=== Task directions ===
Show every line in the records below that contains the word "handle".

=== Records to process ===

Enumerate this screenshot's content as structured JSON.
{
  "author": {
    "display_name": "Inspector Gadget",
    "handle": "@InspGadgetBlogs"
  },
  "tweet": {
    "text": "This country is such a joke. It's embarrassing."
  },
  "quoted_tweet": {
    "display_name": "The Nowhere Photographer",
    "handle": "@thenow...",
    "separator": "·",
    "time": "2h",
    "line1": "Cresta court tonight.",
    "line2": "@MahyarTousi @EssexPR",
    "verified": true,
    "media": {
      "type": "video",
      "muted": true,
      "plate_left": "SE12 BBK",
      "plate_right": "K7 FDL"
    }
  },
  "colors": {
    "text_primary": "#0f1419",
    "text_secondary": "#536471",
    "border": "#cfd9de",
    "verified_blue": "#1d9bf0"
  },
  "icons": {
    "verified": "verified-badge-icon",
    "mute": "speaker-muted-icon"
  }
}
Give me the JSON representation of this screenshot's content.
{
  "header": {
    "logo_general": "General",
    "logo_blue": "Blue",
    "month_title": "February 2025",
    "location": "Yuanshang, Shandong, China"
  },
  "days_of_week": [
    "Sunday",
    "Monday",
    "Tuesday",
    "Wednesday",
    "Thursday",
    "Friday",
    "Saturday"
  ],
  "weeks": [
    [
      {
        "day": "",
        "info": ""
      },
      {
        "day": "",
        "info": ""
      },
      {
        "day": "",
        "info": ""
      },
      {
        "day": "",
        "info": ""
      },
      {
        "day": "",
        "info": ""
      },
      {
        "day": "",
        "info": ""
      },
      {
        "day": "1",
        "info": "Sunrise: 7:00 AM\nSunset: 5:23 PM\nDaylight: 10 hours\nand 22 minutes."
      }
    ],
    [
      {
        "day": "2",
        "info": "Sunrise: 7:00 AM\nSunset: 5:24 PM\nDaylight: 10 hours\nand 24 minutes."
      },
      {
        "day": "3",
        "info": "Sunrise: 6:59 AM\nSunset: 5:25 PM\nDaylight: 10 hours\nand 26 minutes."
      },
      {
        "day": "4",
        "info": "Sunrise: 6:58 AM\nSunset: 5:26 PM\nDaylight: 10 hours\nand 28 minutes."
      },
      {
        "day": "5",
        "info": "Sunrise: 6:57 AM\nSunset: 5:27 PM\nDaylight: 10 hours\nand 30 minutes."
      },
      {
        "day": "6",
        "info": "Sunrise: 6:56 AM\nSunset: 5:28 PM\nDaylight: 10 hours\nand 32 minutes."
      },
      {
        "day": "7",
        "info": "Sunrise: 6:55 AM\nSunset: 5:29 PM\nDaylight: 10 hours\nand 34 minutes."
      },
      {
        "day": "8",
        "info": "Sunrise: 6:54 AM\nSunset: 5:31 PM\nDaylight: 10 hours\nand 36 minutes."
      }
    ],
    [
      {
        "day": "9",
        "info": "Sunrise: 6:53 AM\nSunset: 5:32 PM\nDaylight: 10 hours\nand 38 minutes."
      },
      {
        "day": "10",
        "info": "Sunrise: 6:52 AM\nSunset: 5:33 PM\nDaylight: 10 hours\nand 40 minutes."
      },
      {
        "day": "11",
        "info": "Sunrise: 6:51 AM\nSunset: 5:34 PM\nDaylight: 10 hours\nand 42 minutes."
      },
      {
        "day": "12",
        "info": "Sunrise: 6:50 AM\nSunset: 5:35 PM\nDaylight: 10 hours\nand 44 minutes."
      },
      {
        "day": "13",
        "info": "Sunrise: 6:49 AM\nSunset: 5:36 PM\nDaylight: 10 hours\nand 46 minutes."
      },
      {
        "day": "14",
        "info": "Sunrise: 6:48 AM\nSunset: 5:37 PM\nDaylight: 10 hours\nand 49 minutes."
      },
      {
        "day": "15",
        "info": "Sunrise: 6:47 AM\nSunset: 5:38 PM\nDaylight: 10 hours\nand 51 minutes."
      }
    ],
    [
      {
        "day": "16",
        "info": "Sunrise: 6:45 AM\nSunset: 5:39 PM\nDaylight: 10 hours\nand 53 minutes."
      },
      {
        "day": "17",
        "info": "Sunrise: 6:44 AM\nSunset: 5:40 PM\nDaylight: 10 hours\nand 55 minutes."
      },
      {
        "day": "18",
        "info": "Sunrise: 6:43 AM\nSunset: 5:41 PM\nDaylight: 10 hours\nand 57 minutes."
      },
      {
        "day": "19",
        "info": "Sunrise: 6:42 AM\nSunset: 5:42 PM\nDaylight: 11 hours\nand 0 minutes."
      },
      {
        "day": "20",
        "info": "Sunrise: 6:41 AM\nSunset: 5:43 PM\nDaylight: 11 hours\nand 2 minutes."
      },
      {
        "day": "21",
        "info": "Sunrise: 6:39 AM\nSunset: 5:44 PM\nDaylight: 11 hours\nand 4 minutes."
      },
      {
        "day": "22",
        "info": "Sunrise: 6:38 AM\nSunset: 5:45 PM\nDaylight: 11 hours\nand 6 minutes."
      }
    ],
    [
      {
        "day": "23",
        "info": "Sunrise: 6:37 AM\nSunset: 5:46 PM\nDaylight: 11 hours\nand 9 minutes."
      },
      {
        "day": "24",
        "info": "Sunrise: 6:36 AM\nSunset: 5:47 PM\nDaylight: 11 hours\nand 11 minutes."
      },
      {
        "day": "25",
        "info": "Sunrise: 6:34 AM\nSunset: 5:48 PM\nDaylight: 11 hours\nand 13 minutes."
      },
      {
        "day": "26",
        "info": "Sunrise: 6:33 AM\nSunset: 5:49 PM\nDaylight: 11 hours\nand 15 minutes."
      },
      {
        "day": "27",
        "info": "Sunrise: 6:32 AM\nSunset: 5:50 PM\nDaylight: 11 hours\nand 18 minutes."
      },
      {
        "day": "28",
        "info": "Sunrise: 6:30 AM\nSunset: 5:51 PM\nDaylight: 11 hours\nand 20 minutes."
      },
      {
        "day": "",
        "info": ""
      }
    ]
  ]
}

=== Response ===
    "handle": "@InspGadgetBlogs"
    "handle": "@thenow...",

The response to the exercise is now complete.